PASSAGE FOR REVIEW section start

I have been described as many things but patient is not one of them.

I am a big ideas person. I have a vision of how things can be and I work hard to realize those visions. And a lot of times that is a really great quality.

But when things go sideways or off track, it throws me. Everyone is turning left and off in the new direction and I am left standing there, saying “but … we were going this way …”

I read this great post this week called Why lying broken in a pile on your bedroom floor is a good idea. It talked about how when you are going through a transition like a breakup or a losing your job there is a period of mourning the death of the future, of the way you saw things unfolding.

I can so relate to that. I envy people who can easily change direction accepting that “oh well, things have changed!”

For me it takes some time. Time to get my feet back under me. To regroup and adjust to the new state. To pull back from the future that I thought was coming and back into the reality of what is. Time to stand still for awhile and then figure out the new direction.

This week has been like that. Work projects are in transition and I’m having to adjust and be patient. So far, my plans on four of the five nights this past week have changed unexpectedly. The photography class I’m taking is not what I thought it would be and I’m trying to set aside my disappointment and go with the flow of the class.

PASSAGE FOR REVIEW section end
RECORDS section start

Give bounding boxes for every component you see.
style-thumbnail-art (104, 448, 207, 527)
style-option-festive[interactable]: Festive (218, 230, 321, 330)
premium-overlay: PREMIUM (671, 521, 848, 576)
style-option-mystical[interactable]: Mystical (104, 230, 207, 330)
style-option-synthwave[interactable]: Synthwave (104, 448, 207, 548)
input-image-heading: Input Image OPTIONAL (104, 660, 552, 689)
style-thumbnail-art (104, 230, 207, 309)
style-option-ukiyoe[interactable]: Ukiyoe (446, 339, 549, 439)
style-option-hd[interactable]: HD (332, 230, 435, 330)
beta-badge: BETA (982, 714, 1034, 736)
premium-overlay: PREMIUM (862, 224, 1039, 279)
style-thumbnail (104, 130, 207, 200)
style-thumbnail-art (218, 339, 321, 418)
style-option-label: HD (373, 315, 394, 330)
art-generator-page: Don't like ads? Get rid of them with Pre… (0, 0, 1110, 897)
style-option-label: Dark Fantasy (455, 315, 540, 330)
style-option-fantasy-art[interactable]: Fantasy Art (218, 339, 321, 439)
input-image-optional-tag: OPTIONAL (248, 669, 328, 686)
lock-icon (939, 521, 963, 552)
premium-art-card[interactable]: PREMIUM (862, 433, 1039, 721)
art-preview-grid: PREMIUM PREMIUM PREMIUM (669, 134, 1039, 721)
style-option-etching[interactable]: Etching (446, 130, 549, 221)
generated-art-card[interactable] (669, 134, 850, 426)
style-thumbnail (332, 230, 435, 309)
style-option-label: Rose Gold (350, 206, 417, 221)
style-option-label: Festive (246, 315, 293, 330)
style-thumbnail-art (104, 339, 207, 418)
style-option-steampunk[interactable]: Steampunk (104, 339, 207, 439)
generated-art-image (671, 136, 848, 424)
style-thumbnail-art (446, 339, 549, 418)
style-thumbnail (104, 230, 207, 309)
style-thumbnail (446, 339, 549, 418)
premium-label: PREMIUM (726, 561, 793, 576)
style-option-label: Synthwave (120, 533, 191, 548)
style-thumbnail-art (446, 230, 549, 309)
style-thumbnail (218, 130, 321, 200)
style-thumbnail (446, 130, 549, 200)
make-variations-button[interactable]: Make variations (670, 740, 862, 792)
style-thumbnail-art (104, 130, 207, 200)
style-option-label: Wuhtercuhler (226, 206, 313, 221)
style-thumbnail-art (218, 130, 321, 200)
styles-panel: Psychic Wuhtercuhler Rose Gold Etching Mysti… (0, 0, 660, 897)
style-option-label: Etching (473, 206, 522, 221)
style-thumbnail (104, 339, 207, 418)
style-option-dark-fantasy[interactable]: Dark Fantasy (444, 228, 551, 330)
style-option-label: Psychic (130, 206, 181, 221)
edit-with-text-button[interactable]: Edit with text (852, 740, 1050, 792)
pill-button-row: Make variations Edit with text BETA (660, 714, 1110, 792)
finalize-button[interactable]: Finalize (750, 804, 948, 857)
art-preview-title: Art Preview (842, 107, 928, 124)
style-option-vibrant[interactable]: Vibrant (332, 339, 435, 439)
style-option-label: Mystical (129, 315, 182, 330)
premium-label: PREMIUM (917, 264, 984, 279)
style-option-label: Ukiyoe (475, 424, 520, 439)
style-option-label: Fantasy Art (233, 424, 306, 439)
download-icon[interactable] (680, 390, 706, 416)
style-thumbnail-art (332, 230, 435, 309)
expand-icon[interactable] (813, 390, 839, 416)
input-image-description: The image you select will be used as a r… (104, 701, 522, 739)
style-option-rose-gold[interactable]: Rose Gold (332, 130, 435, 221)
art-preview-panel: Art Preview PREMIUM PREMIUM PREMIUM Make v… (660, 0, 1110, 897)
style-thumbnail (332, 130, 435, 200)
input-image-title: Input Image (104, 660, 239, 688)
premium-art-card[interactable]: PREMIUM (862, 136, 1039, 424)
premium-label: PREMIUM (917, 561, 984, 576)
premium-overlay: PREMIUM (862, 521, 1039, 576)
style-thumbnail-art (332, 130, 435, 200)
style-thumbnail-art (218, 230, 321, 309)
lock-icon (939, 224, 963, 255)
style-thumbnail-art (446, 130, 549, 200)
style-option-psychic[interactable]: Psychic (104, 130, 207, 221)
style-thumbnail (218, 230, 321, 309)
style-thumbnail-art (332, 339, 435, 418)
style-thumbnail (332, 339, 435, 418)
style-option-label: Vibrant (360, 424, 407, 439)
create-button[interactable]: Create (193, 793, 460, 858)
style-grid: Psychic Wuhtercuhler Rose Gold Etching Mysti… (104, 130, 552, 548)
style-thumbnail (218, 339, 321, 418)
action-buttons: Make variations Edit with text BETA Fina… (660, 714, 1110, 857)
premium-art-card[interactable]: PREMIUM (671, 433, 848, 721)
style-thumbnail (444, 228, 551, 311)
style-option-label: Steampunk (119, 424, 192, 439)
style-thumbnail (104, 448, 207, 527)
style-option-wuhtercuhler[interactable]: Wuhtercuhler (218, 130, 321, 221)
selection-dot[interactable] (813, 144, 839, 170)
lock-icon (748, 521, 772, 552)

RECORDS section end

**EXERCISE REQUIREMENTS**
A – In the passage on patience, on how many nights of the past week did the writer's plans change unexpectedly?
B – Update the passage on patience: write it out again starting with "This week has" and going on through "of the class.", with "photography" changed to "painting".

**RESPONSES IN ORDER**
A – Four of the five nights.

B –
This week has been like that. Work projects are in transition and I’m having to adjust and be patient. So far, my plans on four of the five nights this past week have changed unexpectedly. The painting class I’m taking is not what I thought it would be and I’m trying to set aside my disappointment and go with the flow of the class.